* [Goal]
Retype every line of the listing below without changing anything, and leave the pictures out of your answer.
>> Start Data supplied
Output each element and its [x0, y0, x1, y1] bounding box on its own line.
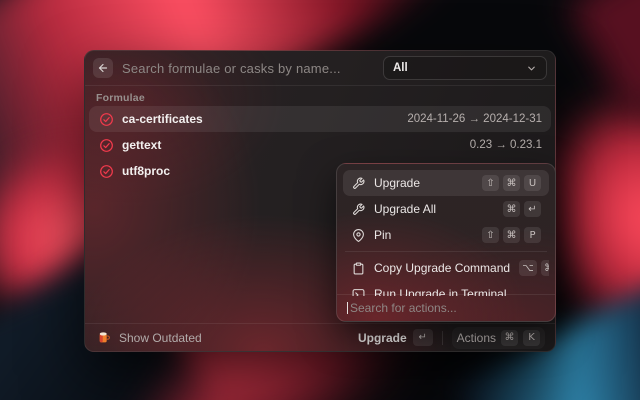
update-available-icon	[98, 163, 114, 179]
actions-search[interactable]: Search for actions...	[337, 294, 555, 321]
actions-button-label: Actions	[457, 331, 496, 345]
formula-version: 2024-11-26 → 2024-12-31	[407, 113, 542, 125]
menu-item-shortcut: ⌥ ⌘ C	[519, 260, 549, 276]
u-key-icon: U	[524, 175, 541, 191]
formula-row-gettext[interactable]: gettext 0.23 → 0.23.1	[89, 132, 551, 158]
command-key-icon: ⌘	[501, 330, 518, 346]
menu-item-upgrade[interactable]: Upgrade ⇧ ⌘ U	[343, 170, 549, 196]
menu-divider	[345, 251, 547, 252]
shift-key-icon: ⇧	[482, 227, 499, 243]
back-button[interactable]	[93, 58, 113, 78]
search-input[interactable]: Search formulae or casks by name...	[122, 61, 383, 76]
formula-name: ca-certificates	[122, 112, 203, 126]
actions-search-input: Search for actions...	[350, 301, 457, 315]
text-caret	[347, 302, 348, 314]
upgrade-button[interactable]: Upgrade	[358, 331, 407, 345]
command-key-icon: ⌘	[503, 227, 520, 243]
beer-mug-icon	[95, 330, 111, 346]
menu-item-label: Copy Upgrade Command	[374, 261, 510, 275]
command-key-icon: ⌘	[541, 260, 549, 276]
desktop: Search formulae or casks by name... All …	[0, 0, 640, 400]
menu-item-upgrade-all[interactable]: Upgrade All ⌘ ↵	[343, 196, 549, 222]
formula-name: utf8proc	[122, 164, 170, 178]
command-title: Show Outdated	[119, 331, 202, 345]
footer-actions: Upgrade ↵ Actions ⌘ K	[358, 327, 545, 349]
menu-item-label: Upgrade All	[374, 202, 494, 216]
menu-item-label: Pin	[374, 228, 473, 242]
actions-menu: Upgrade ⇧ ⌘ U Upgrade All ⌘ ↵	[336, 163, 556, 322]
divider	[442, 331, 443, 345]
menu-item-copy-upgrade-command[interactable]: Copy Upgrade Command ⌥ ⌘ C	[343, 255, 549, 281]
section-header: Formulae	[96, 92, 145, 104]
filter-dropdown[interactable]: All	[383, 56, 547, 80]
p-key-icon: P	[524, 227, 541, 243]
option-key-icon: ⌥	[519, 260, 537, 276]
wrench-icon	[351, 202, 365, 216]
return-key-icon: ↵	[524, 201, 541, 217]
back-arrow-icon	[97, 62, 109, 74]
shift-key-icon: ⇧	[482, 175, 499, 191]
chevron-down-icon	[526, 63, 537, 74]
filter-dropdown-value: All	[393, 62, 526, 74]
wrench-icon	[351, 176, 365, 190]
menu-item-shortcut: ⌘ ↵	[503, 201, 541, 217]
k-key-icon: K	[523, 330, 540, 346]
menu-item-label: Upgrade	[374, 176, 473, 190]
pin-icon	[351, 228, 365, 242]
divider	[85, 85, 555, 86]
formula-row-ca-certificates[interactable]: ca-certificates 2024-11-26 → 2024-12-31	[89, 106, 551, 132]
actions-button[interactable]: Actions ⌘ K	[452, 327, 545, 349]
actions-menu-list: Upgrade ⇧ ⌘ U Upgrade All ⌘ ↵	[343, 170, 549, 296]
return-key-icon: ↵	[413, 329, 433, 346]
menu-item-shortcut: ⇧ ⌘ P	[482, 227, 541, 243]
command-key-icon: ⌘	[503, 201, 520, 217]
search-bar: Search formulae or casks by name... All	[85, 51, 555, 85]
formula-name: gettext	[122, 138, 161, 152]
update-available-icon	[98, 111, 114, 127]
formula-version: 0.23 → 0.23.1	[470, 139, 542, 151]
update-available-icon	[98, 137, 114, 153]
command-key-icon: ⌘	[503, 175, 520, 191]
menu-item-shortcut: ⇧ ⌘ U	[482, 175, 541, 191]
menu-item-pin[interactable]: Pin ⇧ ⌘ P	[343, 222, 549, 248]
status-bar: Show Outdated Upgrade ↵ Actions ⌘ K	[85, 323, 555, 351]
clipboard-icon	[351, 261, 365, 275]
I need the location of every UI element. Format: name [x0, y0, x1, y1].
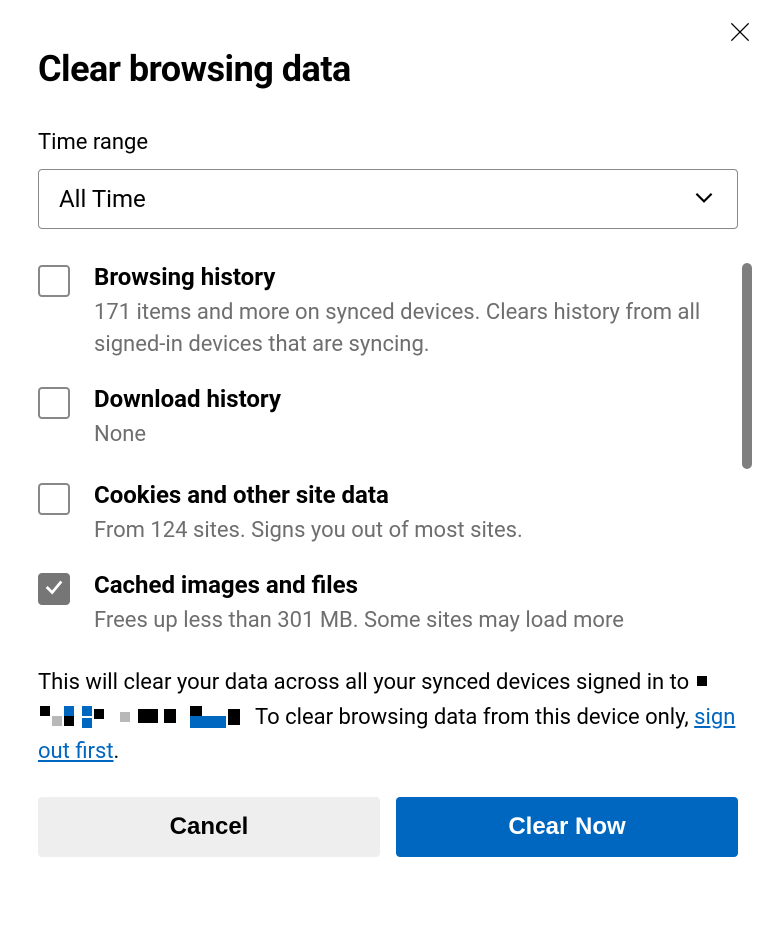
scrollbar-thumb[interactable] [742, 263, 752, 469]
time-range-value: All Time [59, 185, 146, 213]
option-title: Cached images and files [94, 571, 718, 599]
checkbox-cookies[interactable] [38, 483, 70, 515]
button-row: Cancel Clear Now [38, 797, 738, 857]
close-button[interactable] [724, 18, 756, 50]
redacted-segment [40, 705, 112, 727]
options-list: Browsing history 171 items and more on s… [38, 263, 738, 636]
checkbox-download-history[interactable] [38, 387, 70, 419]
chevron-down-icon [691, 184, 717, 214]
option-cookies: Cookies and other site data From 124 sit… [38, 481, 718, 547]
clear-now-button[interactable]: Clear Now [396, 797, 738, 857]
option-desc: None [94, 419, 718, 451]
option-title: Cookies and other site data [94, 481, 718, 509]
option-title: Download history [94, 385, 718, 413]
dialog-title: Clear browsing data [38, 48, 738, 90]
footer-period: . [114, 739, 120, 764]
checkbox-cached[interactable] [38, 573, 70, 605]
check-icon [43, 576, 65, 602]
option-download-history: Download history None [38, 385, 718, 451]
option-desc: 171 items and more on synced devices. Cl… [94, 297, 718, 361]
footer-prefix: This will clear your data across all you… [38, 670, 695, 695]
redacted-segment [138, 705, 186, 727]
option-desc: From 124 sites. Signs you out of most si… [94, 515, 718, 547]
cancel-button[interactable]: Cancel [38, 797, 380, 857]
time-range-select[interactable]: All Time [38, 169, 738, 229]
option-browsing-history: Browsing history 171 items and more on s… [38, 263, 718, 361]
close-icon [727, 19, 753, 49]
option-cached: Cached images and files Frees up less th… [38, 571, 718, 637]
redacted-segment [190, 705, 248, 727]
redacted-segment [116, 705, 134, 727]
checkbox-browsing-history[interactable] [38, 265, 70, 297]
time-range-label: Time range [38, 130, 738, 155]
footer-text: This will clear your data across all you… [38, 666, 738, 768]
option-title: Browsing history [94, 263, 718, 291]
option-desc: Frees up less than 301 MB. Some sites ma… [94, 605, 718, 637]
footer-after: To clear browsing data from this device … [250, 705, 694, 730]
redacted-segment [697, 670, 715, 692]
>> End Data supplied
* [Solution to the exercise]
Output each element and its [x0, y0, x1, y1] bounding box on its own line.
update-available-icon	[98, 163, 114, 179]
actions-search[interactable]: Search for actions...	[337, 294, 555, 321]
actions-button-label: Actions	[457, 331, 496, 345]
formula-version: 2024-11-26 → 2024-12-31	[407, 113, 542, 125]
menu-item-shortcut: ⌥ ⌘ C	[519, 260, 549, 276]
u-key-icon: U	[524, 175, 541, 191]
formula-row-gettext[interactable]: gettext 0.23 → 0.23.1	[89, 132, 551, 158]
command-key-icon: ⌘	[501, 330, 518, 346]
menu-item-upgrade[interactable]: Upgrade ⇧ ⌘ U	[343, 170, 549, 196]
menu-divider	[345, 251, 547, 252]
shift-key-icon: ⇧	[482, 227, 499, 243]
back-button[interactable]	[93, 58, 113, 78]
search-input[interactable]: Search formulae or casks by name...	[122, 61, 383, 76]
formula-name: ca-certificates	[122, 112, 203, 126]
actions-search-input: Search for actions...	[350, 301, 457, 315]
text-caret	[347, 302, 348, 314]
upgrade-button[interactable]: Upgrade	[358, 331, 407, 345]
command-key-icon: ⌘	[503, 227, 520, 243]
beer-mug-icon	[95, 330, 111, 346]
menu-item-label: Copy Upgrade Command	[374, 261, 510, 275]
command-key-icon: ⌘	[541, 260, 549, 276]
desktop: Search formulae or casks by name... All …	[0, 0, 640, 400]
menu-item-upgrade-all[interactable]: Upgrade All ⌘ ↵	[343, 196, 549, 222]
formula-name: utf8proc	[122, 164, 170, 178]
command-title: Show Outdated	[119, 331, 202, 345]
footer-actions: Upgrade ↵ Actions ⌘ K	[358, 327, 545, 349]
menu-item-label: Upgrade All	[374, 202, 494, 216]
menu-item-label: Pin	[374, 228, 473, 242]
actions-menu: Upgrade ⇧ ⌘ U Upgrade All ⌘ ↵	[336, 163, 556, 322]
divider	[442, 331, 443, 345]
menu-item-copy-upgrade-command[interactable]: Copy Upgrade Command ⌥ ⌘ C	[343, 255, 549, 281]
section-header: Formulae	[96, 92, 145, 104]
filter-dropdown[interactable]: All	[383, 56, 547, 80]
p-key-icon: P	[524, 227, 541, 243]
option-key-icon: ⌥	[519, 260, 537, 276]
wrench-icon	[351, 202, 365, 216]
return-key-icon: ↵	[524, 201, 541, 217]
back-arrow-icon	[97, 62, 109, 74]
shift-key-icon: ⇧	[482, 175, 499, 191]
chevron-down-icon	[526, 63, 537, 74]
filter-dropdown-value: All	[393, 62, 526, 74]
wrench-icon	[351, 176, 365, 190]
menu-item-shortcut: ⌘ ↵	[503, 201, 541, 217]
k-key-icon: K	[523, 330, 540, 346]
menu-item-label: Upgrade	[374, 176, 473, 190]
pin-icon	[351, 228, 365, 242]
divider	[85, 85, 555, 86]
formula-row-ca-certificates[interactable]: ca-certificates 2024-11-26 → 2024-12-31	[89, 106, 551, 132]
actions-button[interactable]: Actions ⌘ K	[452, 327, 545, 349]
actions-menu-list: Upgrade ⇧ ⌘ U Upgrade All ⌘ ↵	[343, 170, 549, 296]
return-key-icon: ↵	[413, 329, 433, 346]
menu-item-shortcut: ⇧ ⌘ P	[482, 227, 541, 243]
command-key-icon: ⌘	[503, 201, 520, 217]
search-bar: Search formulae or casks by name... All	[85, 51, 555, 85]
formula-name: gettext	[122, 138, 161, 152]
update-available-icon	[98, 111, 114, 127]
formula-version: 0.23 → 0.23.1	[470, 139, 542, 151]
update-available-icon	[98, 137, 114, 153]
command-key-icon: ⌘	[503, 175, 520, 191]
menu-item-shortcut: ⇧ ⌘ U	[482, 175, 541, 191]
menu-item-pin[interactable]: Pin ⇧ ⌘ P	[343, 222, 549, 248]
status-bar: Show Outdated Upgrade ↵ Actions ⌘ K	[85, 323, 555, 351]
clipboard-icon	[351, 261, 365, 275]
I need the location of every UI element. Format: name [x0, y0, x1, y1].
scrollbar-thumb[interactable] [742, 263, 752, 469]
time-range-value: All Time [59, 185, 146, 213]
option-title: Cached images and files [94, 571, 718, 599]
checkbox-cookies[interactable] [38, 483, 70, 515]
button-row: Cancel Clear Now [38, 797, 738, 857]
close-button[interactable] [724, 18, 756, 50]
redacted-segment [40, 705, 112, 727]
options-list: Browsing history 171 items and more on s… [38, 263, 738, 636]
checkbox-download-history[interactable] [38, 387, 70, 419]
chevron-down-icon [691, 184, 717, 214]
option-cookies: Cookies and other site data From 124 sit… [38, 481, 718, 547]
clear-now-button[interactable]: Clear Now [396, 797, 738, 857]
option-desc: None [94, 419, 718, 451]
option-title: Cookies and other site data [94, 481, 718, 509]
option-title: Download history [94, 385, 718, 413]
dialog-title: Clear browsing data [38, 48, 738, 90]
footer-period: . [114, 739, 120, 764]
checkbox-cached[interactable] [38, 573, 70, 605]
check-icon [43, 576, 65, 602]
option-download-history: Download history None [38, 385, 718, 451]
option-desc: 171 items and more on synced devices. Cl… [94, 297, 718, 361]
footer-prefix: This will clear your data across all you… [38, 670, 695, 695]
redacted-segment [138, 705, 186, 727]
option-desc: From 124 sites. Signs you out of most si… [94, 515, 718, 547]
cancel-button[interactable]: Cancel [38, 797, 380, 857]
time-range-select[interactable]: All Time [38, 169, 738, 229]
option-browsing-history: Browsing history 171 items and more on s… [38, 263, 718, 361]
close-icon [727, 19, 753, 49]
option-cached: Cached images and files Frees up less th… [38, 571, 718, 637]
redacted-segment [190, 705, 248, 727]
redacted-segment [116, 705, 134, 727]
checkbox-browsing-history[interactable] [38, 265, 70, 297]
time-range-label: Time range [38, 130, 738, 155]
footer-text: This will clear your data across all you… [38, 666, 738, 768]
option-title: Browsing history [94, 263, 718, 291]
option-desc: Frees up less than 301 MB. Some sites ma… [94, 605, 718, 637]
footer-after: To clear browsing data from this device … [250, 705, 694, 730]
redacted-segment [697, 670, 715, 692]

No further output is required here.